* What is being asked *
Copy every line of the data that contains the string "text".

START Provided records

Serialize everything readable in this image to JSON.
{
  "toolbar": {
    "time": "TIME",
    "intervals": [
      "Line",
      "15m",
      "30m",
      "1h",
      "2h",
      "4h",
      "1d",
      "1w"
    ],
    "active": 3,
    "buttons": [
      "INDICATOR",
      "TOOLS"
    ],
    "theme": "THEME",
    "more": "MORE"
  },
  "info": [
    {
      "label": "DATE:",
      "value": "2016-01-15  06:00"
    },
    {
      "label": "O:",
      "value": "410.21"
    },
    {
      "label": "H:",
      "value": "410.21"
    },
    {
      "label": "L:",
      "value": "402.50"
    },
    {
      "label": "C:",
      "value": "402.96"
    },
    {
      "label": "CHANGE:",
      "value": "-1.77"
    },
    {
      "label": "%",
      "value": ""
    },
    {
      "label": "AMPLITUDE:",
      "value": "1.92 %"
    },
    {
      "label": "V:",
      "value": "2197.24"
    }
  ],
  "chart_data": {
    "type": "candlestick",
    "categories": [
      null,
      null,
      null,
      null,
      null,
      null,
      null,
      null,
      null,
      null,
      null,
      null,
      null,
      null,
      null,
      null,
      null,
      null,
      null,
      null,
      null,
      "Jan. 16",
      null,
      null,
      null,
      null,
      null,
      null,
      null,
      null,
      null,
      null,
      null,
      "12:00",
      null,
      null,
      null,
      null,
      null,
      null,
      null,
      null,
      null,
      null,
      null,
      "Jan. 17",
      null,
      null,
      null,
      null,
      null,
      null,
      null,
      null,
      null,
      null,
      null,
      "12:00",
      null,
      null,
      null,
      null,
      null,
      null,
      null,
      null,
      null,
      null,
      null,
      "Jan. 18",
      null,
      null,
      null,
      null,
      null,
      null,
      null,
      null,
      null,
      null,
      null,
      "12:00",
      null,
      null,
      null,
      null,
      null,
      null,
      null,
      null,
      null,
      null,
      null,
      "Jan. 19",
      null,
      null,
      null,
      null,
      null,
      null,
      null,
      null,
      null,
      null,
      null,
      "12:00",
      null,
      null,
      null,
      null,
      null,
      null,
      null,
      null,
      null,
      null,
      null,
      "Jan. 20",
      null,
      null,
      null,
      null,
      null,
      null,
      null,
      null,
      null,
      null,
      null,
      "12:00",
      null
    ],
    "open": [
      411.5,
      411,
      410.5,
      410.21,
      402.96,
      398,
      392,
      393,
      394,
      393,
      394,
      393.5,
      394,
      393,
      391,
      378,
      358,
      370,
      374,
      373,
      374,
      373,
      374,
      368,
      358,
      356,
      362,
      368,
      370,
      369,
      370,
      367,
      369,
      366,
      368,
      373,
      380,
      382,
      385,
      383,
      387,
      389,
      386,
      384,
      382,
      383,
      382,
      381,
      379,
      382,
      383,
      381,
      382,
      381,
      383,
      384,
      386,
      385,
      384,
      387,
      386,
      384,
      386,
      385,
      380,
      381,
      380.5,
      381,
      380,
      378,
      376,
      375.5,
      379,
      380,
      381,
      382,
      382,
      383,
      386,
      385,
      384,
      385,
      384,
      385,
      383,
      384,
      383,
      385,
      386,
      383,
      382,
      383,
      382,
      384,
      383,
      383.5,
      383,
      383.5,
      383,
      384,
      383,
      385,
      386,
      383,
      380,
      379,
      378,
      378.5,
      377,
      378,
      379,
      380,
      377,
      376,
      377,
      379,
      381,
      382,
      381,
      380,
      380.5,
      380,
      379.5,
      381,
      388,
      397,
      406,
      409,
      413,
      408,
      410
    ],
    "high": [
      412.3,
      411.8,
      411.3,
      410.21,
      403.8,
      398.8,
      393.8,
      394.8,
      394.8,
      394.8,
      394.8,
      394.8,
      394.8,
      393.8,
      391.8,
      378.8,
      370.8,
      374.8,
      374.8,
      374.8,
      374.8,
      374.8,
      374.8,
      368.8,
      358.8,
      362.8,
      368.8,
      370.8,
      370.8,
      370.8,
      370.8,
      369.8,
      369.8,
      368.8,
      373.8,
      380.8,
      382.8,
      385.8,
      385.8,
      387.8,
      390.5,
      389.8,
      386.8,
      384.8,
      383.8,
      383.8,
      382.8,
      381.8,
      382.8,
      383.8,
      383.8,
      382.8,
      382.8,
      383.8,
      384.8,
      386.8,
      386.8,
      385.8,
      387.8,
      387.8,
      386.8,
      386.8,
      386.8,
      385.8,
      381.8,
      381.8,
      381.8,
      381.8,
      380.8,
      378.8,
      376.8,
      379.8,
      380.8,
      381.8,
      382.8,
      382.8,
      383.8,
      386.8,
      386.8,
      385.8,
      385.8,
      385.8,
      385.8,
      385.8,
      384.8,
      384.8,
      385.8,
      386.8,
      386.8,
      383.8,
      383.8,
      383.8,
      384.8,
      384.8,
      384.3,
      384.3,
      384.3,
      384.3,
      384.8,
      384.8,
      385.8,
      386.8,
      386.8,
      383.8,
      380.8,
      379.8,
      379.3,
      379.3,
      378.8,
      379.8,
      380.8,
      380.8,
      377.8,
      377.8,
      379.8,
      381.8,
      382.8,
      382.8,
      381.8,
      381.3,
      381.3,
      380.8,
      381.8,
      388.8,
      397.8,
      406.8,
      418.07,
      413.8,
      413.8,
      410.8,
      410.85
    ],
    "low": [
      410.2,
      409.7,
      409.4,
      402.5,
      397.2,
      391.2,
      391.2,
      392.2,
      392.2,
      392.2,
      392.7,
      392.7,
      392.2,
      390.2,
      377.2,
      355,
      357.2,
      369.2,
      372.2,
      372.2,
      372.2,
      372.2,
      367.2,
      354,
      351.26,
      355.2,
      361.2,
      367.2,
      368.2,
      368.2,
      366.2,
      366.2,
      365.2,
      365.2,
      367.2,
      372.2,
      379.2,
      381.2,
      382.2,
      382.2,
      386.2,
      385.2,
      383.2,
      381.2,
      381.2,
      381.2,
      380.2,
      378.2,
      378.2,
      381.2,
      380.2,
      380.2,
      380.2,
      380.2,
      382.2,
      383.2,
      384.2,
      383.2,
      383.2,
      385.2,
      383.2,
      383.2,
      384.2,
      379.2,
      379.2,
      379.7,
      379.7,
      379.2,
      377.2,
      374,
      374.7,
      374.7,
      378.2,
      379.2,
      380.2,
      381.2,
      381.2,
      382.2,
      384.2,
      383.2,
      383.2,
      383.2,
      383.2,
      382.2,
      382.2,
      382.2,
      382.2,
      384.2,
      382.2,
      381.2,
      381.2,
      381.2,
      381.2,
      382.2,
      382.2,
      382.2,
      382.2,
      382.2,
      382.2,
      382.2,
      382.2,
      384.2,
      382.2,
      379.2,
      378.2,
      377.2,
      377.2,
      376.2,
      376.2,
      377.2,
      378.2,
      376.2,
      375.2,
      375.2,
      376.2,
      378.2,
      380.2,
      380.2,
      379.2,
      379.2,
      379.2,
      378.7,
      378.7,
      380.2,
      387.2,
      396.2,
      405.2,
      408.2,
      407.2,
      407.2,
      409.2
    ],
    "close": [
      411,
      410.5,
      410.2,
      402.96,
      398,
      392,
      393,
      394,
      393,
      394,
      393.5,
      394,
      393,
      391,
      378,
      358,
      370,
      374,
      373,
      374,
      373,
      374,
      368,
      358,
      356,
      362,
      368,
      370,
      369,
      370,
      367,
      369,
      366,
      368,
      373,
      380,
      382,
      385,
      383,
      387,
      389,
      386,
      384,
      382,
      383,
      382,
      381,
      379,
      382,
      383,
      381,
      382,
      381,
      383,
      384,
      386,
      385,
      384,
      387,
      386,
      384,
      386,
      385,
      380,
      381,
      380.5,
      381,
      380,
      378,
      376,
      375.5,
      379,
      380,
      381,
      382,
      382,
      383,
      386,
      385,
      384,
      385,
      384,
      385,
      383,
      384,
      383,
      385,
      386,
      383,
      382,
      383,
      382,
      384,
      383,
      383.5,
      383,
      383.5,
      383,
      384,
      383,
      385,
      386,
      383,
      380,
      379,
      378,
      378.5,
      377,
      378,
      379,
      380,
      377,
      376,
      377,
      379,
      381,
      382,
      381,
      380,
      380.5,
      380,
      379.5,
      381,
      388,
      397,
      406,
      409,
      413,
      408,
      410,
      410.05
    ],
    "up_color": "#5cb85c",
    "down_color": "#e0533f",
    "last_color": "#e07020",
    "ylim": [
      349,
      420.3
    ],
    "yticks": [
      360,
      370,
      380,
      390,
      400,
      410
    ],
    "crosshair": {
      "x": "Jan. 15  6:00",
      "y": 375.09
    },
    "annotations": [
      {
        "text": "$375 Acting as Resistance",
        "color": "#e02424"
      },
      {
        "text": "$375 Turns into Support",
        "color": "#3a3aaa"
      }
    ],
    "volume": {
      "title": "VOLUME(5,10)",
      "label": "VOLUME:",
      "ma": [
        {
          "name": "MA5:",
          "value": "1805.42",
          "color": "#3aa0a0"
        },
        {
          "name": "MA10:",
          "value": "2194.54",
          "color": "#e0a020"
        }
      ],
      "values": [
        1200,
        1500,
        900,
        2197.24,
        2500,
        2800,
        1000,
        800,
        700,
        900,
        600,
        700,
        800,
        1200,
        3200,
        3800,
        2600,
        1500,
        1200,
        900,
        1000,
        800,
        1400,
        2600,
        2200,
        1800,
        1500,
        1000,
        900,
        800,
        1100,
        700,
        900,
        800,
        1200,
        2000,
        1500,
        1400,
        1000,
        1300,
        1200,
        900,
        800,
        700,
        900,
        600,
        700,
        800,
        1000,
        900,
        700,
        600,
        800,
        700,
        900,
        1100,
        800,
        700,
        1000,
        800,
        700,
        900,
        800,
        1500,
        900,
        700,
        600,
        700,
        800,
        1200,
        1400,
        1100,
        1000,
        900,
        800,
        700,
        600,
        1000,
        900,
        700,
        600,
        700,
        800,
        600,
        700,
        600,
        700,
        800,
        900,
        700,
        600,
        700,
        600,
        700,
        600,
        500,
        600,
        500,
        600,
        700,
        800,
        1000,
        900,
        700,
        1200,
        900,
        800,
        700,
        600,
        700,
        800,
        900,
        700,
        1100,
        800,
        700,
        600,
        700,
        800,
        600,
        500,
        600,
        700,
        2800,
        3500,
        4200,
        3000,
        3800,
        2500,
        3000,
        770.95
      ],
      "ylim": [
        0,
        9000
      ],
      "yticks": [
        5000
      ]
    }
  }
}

END Provided records

* Task solution *
        "text": "$375 Acting as Resistance",
        "text": "$375 Turns into Support",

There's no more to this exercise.